DATA IN THIS EXERCISE:
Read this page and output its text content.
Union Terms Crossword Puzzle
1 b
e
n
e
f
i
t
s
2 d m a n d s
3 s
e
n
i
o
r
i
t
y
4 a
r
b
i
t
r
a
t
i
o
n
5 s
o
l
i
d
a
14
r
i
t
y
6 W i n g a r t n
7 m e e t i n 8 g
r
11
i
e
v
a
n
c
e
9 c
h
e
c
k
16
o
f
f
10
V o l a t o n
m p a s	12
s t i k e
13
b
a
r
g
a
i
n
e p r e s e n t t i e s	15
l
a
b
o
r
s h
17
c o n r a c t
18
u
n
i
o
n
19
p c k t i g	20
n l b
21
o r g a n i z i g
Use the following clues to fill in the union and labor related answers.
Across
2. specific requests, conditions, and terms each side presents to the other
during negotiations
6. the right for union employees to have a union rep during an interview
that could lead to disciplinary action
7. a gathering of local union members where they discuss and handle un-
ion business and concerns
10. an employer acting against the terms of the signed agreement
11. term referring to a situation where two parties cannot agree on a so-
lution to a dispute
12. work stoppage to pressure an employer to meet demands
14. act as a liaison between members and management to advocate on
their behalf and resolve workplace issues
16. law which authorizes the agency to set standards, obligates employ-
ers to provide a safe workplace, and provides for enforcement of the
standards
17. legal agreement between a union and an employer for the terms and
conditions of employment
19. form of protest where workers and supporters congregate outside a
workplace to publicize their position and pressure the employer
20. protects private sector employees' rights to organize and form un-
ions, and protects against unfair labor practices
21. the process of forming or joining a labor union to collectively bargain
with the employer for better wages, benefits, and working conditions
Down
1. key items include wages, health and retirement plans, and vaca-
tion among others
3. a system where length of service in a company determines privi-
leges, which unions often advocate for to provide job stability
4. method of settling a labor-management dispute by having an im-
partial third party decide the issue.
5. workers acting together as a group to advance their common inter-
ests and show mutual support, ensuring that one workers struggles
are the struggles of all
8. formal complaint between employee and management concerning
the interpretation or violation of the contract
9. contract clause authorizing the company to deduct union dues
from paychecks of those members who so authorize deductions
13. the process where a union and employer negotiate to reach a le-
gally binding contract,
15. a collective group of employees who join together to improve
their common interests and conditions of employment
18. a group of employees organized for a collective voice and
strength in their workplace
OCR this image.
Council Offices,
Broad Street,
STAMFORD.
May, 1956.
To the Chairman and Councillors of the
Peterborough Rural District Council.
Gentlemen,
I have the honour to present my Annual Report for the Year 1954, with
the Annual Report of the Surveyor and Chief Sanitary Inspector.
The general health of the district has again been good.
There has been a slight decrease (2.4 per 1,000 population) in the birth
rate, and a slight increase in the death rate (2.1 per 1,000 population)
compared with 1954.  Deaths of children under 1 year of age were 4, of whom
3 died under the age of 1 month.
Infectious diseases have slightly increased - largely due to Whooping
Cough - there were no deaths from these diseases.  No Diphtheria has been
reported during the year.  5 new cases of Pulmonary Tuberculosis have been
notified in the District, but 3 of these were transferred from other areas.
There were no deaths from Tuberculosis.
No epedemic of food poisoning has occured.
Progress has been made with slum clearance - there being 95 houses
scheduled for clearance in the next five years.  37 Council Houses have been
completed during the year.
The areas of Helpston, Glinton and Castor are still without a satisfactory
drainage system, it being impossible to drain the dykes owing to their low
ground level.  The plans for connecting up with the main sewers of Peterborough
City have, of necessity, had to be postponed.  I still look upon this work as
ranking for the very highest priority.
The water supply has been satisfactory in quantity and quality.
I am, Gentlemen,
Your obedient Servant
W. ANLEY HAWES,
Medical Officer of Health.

EXERCISE BRIEF: Transcribe the material above in its entirety. Match it exactly.

ANSWER FOR THE TASK:
Read this page and output its text content.
Union Terms Crossword Puzzle
1 b
e
n
e
f
i
t
s
2 d m a n d s
3 s
e
n
i
o
r
i
t
y
4 a
r
b
i
t
r
a
t
i
o
n
5 s
o
l
i
d
a
14
r
i
t
y
6 W i n g a r t n
7 m e e t i n 8 g
r
11
i
e
v
a
n
c
e
9 c
h
e
c
k
16
o
f
f
10
V o l a t o n
m p a s	12
s t i k e
13
b
a
r
g
a
i
n
e p r e s e n t t i e s	15
l
a
b
o
r
s h
17
c o n r a c t
18
u
n
i
o
n
19
p c k t i g	20
n l b
21
o r g a n i z i g
Use the following clues to fill in the union and labor related answers.
Across
2. specific requests, conditions, and terms each side presents to the other
during negotiations
6. the right for union employees to have a union rep during an interview
that could lead to disciplinary action
7. a gathering of local union members where they discuss and handle un-
ion business and concerns
10. an employer acting against the terms of the signed agreement
11. term referring to a situation where two parties cannot agree on a so-
lution to a dispute
12. work stoppage to pressure an employer to meet demands
14. act as a liaison between members and management to advocate on
their behalf and resolve workplace issues
16. law which authorizes the agency to set standards, obligates employ-
ers to provide a safe workplace, and provides for enforcement of the
standards
17. legal agreement between a union and an employer for the terms and
conditions of employment
19. form of protest where workers and supporters congregate outside a
workplace to publicize their position and pressure the employer
20. protects private sector employees' rights to organize and form un-
ions, and protects against unfair labor practices
21. the process of forming or joining a labor union to collectively bargain
with the employer for better wages, benefits, and working conditions
Down
1. key items include wages, health and retirement plans, and vaca-
tion among others
3. a system where length of service in a company determines privi-
leges, which unions often advocate for to provide job stability
4. method of settling a labor-management dispute by having an im-
partial third party decide the issue.
5. workers acting together as a group to advance their common inter-
ests and show mutual support, ensuring that one workers struggles
are the struggles of all
8. formal complaint between employee and management concerning
the interpretation or violation of the contract
9. contract clause authorizing the company to deduct union dues
from paychecks of those members who so authorize deductions
13. the process where a union and employer negotiate to reach a le-
gally binding contract,
15. a collective group of employees who join together to improve
their common interests and conditions of employment
18. a group of employees organized for a collective voice and
strength in their workplace
OCR this image.
Council Offices,
Broad Street,
STAMFORD.
May, 1956.
To the Chairman and Councillors of the
Peterborough Rural District Council.
Gentlemen,
I have the honour to present my Annual Report for the Year 1954, with
the Annual Report of the Surveyor and Chief Sanitary Inspector.
The general health of the district has again been good.
There has been a slight decrease (2.4 per 1,000 population) in the birth
rate, and a slight increase in the death rate (2.1 per 1,000 population)
compared with 1954.  Deaths of children under 1 year of age were 4, of whom
3 died under the age of 1 month.
Infectious diseases have slightly increased - largely due to Whooping
Cough - there were no deaths from these diseases.  No Diphtheria has been
reported during the year.  5 new cases of Pulmonary Tuberculosis have been
notified in the District, but 3 of these were transferred from other areas.
There were no deaths from Tuberculosis.
No epedemic of food poisoning has occured.
Progress has been made with slum clearance - there being 95 houses
scheduled for clearance in the next five years.  37 Council Houses have been
completed during the year.
The areas of Helpston, Glinton and Castor are still without a satisfactory
drainage system, it being impossible to drain the dykes owing to their low
ground level.  The plans for connecting up with the main sewers of Peterborough
City have, of necessity, had to be postponed.  I still look upon this work as
ranking for the very highest priority.
The water supply has been satisfactory in quantity and quality.
I am, Gentlemen,
Your obedient Servant
W. ANLEY HAWES,
Medical Officer of Health.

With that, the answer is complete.